* _EXCERPTED RECORDS_

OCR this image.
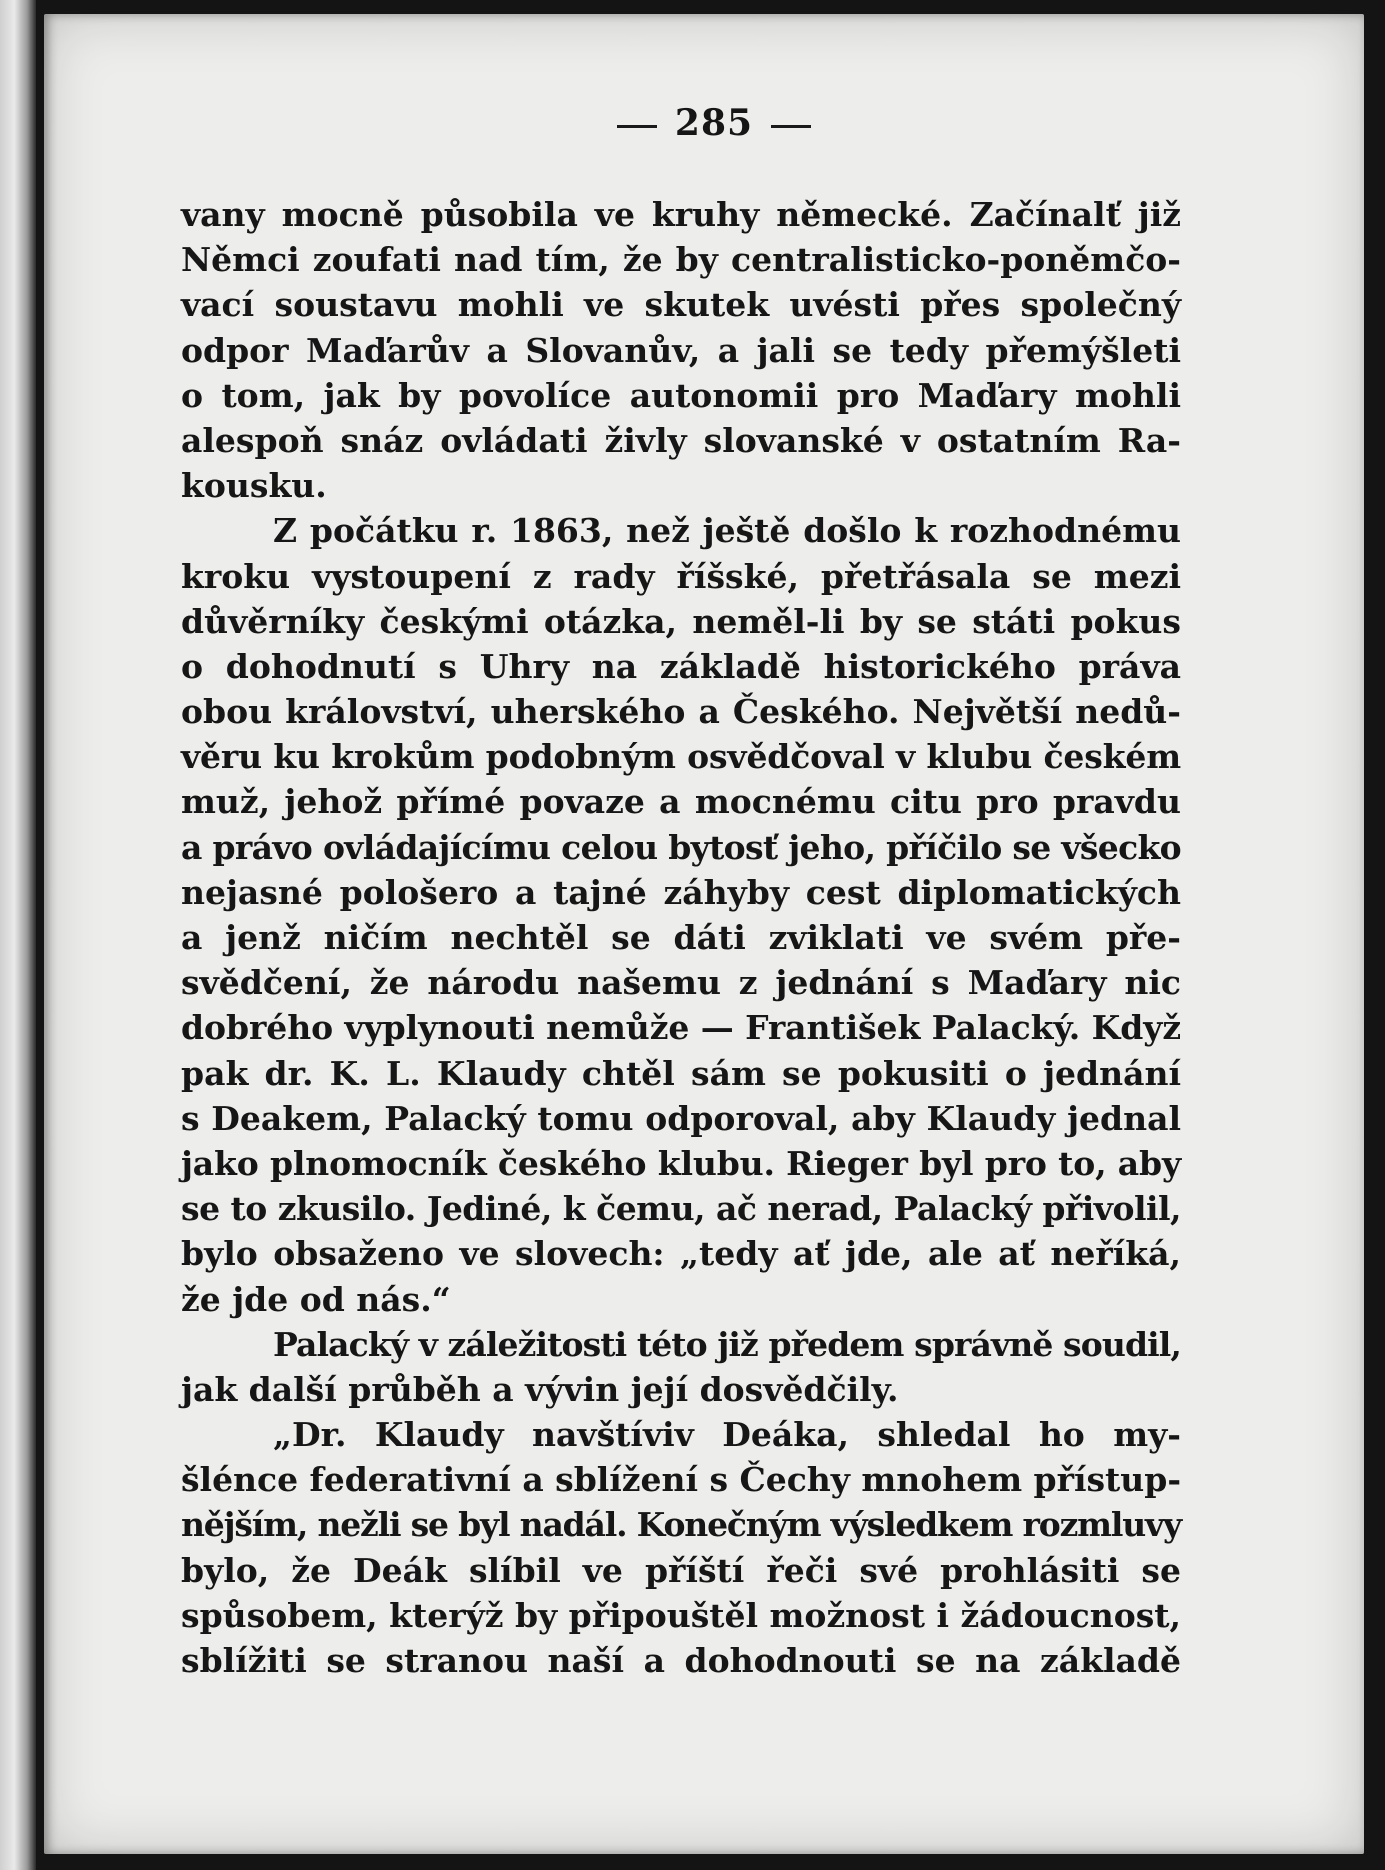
285
vany mocně působila ve kruhy německé. Začínalť již
Němci zoufati nad tím, že by centralisticko-poněmčo-
vací soustavu mohli ve skutek uvésti přes společný
odpor Maďarův a Slovanův, a jali se tedy přemýšleti
o tom, jak by povolíce autonomii pro Maďary mohli
alespoň snáz ovládati živly slovanské v ostatním Ra-
kousku.
Z počátku r. 1863, než ještě došlo k rozhodnému
kroku vystoupení z rady říšské, přetřásala se mezi
důvěrníky českými otázka, neměl-li by se státi pokus
o dohodnutí s Uhry na základě historického práva
obou království, uherského a Českého. Největší nedů-
věru ku krokům podobným osvědčoval v klubu českém
muž, jehož přímé povaze a mocnému citu pro pravdu
a právo ovládajícímu celou bytosť jeho, příčilo se všecko
nejasné pološero a tajné záhyby cest diplomatických
a jenž ničím nechtěl se dáti zviklati ve svém pře-
svědčení, že národu našemu z jednání s Maďary nic
dobrého vyplynouti nemůže — František Palacký. Když
pak dr. K. L. Klaudy chtěl sám se pokusiti o jednání
s Deakem, Palacký tomu odporoval, aby Klaudy jednal
jako plnomocník českého klubu. Rieger byl pro to, aby
se to zkusilo. Jediné, k čemu, ač nerad, Palacký přivolil,
bylo obsaženo ve slovech: „tedy ať jde, ale ať neříká,
že jde od nás.“
Palacký v záležitosti této již předem správně soudil,
jak další průběh a vývin její dosvědčily.
„Dr. Klaudy navštíviv Deáka, shledal ho my-
šlénce federativní a sblížení s Čechy mnohem přístup-
nějším, nežli se byl nadál. Konečným výsledkem rozmluvy
bylo, že Deák slíbil ve příští řeči své prohlásiti se
spůsobem, kterýž by připouštěl možnost i žádoucnost,
sblížiti se stranou naší a dohodnouti se na základě
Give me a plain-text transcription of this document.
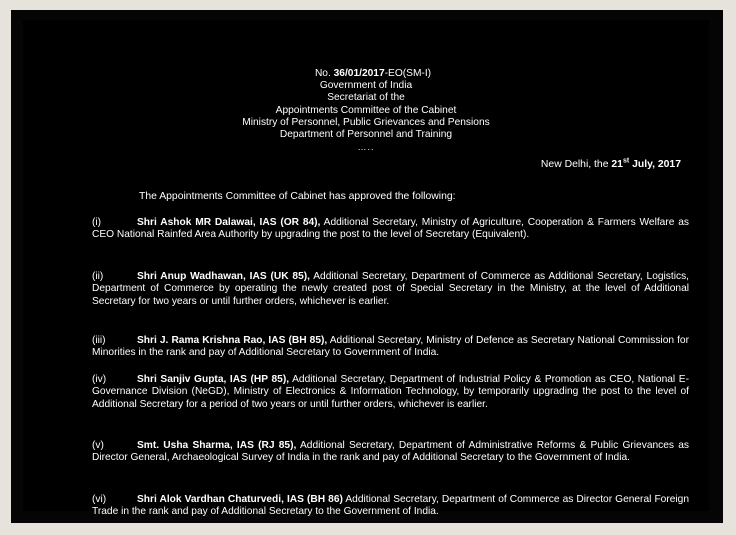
No. 36/01/2017-EO(SM-I)
Government of India
Secretariat of the
Appointments Committee of the Cabinet
Ministry of Personnel, Public Grievances and Pensions
Department of Personnel and Training
…..
New Delhi, the 21st July, 2017
The Appointments Committee of Cabinet has approved the following:
(i)	Shri Ashok MR Dalawai, IAS (OR 84), Additional Secretary, Ministry of Agriculture, Cooperation & Farmers Welfare as CEO National Rainfed Area Authority by upgrading the post to the level of Secretary (Equivalent).

(ii)	Shri Anup Wadhawan, IAS (UK 85), Additional Secretary, Department of Commerce as Additional Secretary, Logistics, Department of Commerce by operating the newly created post of Special Secretary in the Ministry, at the level of Additional Secretary for two years or until further orders, whichever is earlier.

(iii)	Shri J. Rama Krishna Rao, IAS (BH 85), Additional Secretary, Ministry of Defence as Secretary National Commission for Minorities in the rank and pay of Additional Secretary to Government of India.

(iv)	Shri Sanjiv Gupta, IAS (HP 85), Additional Secretary, Department of Industrial Policy & Promotion as CEO, National E-Governance Division (NeGD), Ministry of Electronics & Information Technology, by temporarily upgrading the post to the level of Additional Secretary for a period of two years or until further orders, whichever is earlier.

(v)	Smt. Usha Sharma, IAS (RJ 85), Additional Secretary, Department of Administrative Reforms & Public Grievances as Director General, Archaeological Survey of India in the rank and pay of Additional Secretary to the Government of India.

(vi)	Shri Alok Vardhan Chaturvedi, IAS (BH 86) Additional Secretary, Department of Commerce as Director General Foreign Trade in the rank and pay of Additional Secretary to the Government of India.
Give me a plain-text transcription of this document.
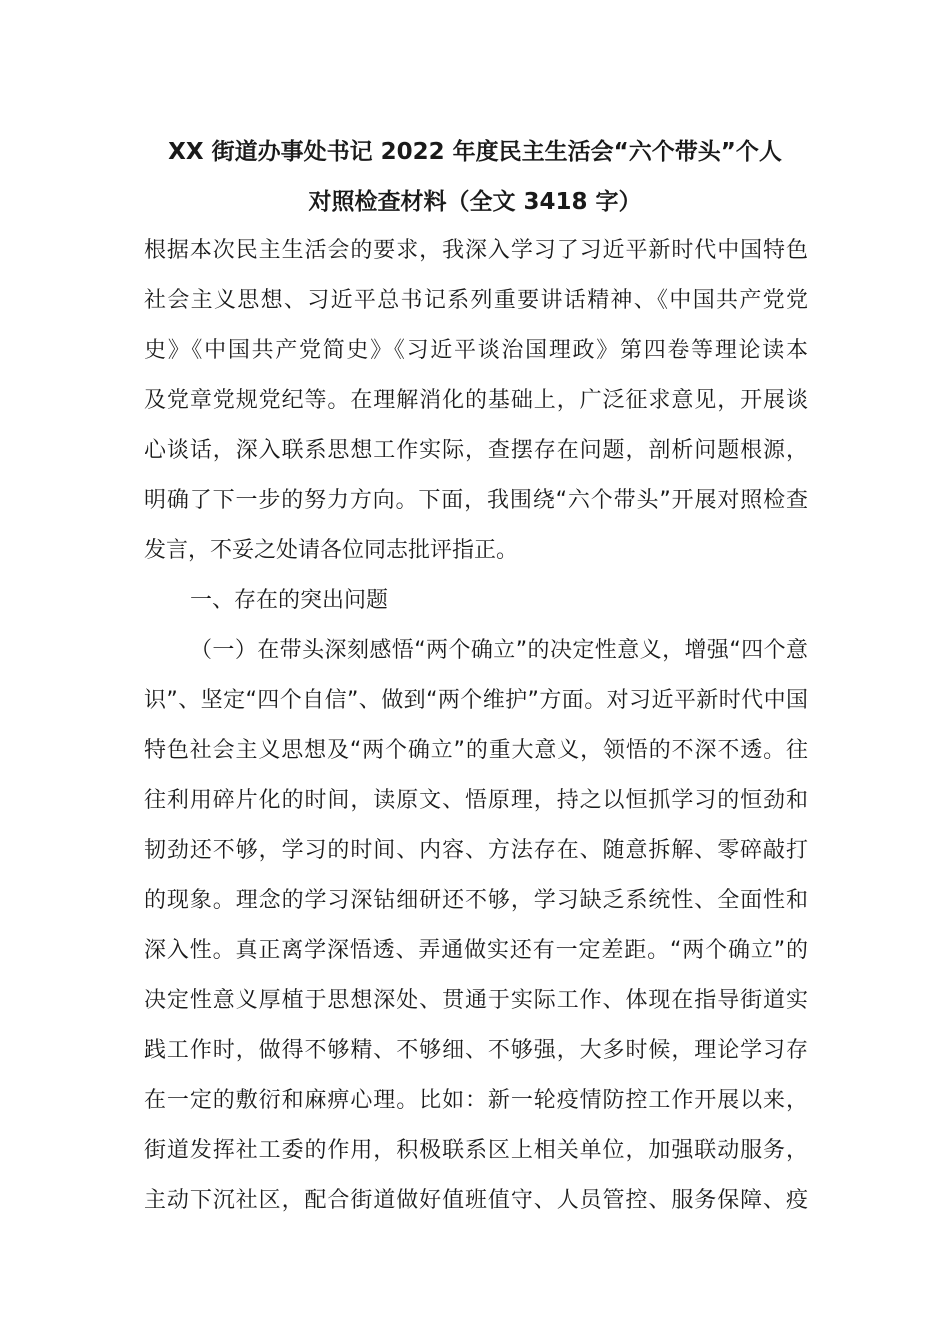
XX 街道办事处书记 2022 年度民主生活会“六个带头”个人
对照检查材料（全文 3418 字）
根据本次民主生活会的要求，我深入学习了习近平新时代中国特色
社会主义思想、习近平总书记系列重要讲话精神、《中国共产党党
史》《中国共产党简史》《习近平谈治国理政》第四卷等理论读本
及党章党规党纪等。在理解消化的基础上，广泛征求意见，开展谈
心谈话，深入联系思想工作实际，查摆存在问题，剖析问题根源，
明确了下一步的努力方向。下面，我围绕“六个带头”开展对照检查
发言，不妥之处请各位同志批评指正。
一、存在的突出问题
（一）在带头深刻感悟“两个确立”的决定性意义，增强“四个意
识”、坚定“四个自信”、做到“两个维护”方面。对习近平新时代中国
特色社会主义思想及“两个确立”的重大意义，领悟的不深不透。往
往利用碎片化的时间，读原文、悟原理，持之以恒抓学习的恒劲和
韧劲还不够，学习的时间、内容、方法存在、随意拆解、零碎敲打
的现象。理念的学习深钻细研还不够，学习缺乏系统性、全面性和
深入性。真正离学深悟透、弄通做实还有一定差距。“两个确立”的
决定性意义厚植于思想深处、贯通于实际工作、体现在指导街道实
践工作时，做得不够精、不够细、不够强，大多时候，理论学习存
在一定的敷衍和麻痹心理。比如：新一轮疫情防控工作开展以来，
街道发挥社工委的作用，积极联系区上相关单位，加强联动服务，
主动下沉社区，配合街道做好值班值守、人员管控、服务保障、疫
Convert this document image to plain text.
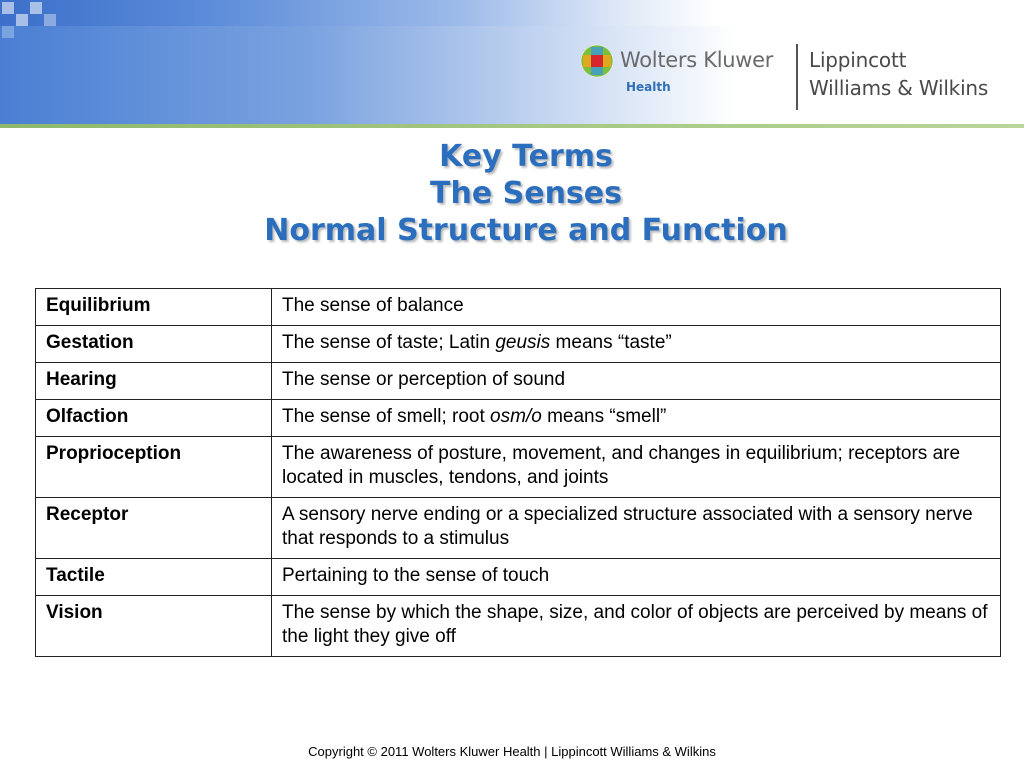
Wolters Kluwer
Health
Lippincott
Williams & Wilkins
Key Terms
The Senses
Normal Structure and Function
Equilibrium	The sense of balance
Gestation	The sense of taste; Latin geusis means “taste”
Hearing	The sense or perception of sound
Olfaction	The sense of smell; root osm/o means “smell”
Proprioception	The awareness of posture, movement, and changes in equilibrium; receptors are located in muscles, tendons, and joints
Receptor	A sensory nerve ending or a specialized structure associated with a sensory nerve that responds to a stimulus
Tactile	Pertaining to the sense of touch
Vision	The sense by which the shape, size, and color of objects are perceived by means of the light they give off
Copyright © 2011 Wolters Kluwer Health | Lippincott Williams & Wilkins
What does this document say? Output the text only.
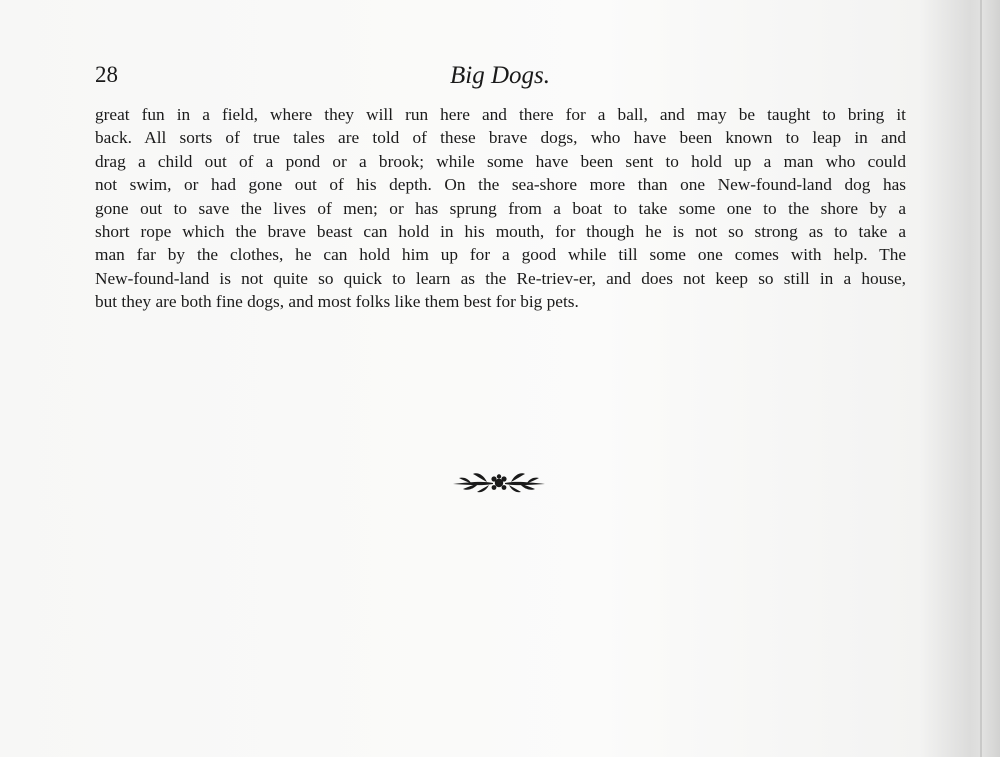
28	Big Dogs.
great fun in a field, where they will run here and there for a ball, and may be taught to bring it
back. All sorts of true tales are told of these brave dogs, who have been known to leap in and
drag a child out of a pond or a brook; while some have been sent to hold up a man who could
not swim, or had gone out of his depth. On the sea-shore more than one New-found-land dog has
gone out to save the lives of men; or has sprung from a boat to take some one to the shore by a
short rope which the brave beast can hold in his mouth, for though he is not so strong as to take a
man far by the clothes, he can hold him up for a good while till some one comes with help. The
New-found-land is not quite so quick to learn as the Re-triev-er, and does not keep so still in a house,
but they are both fine dogs, and most folks like them best for big pets.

* _WRITTEN TASK_
Write out exactly, and nothing more than, the lines of the entries above from the line containing "What does this" through the final line; omit any pictures.

* _SOLUTION FOR THIS TASK_
What does this document say? Output the text only.
28	Big Dogs.
great fun in a field, where they will run here and there for a ball, and may be taught to bring it
back. All sorts of true tales are told of these brave dogs, who have been known to leap in and
drag a child out of a pond or a brook; while some have been sent to hold up a man who could
not swim, or had gone out of his depth. On the sea-shore more than one New-found-land dog has
gone out to save the lives of men; or has sprung from a boat to take some one to the shore by a
short rope which the brave beast can hold in his mouth, for though he is not so strong as to take a
man far by the clothes, he can hold him up for a good while till some one comes with help. The
New-found-land is not quite so quick to learn as the Re-triev-er, and does not keep so still in a house,
but they are both fine dogs, and most folks like them best for big pets.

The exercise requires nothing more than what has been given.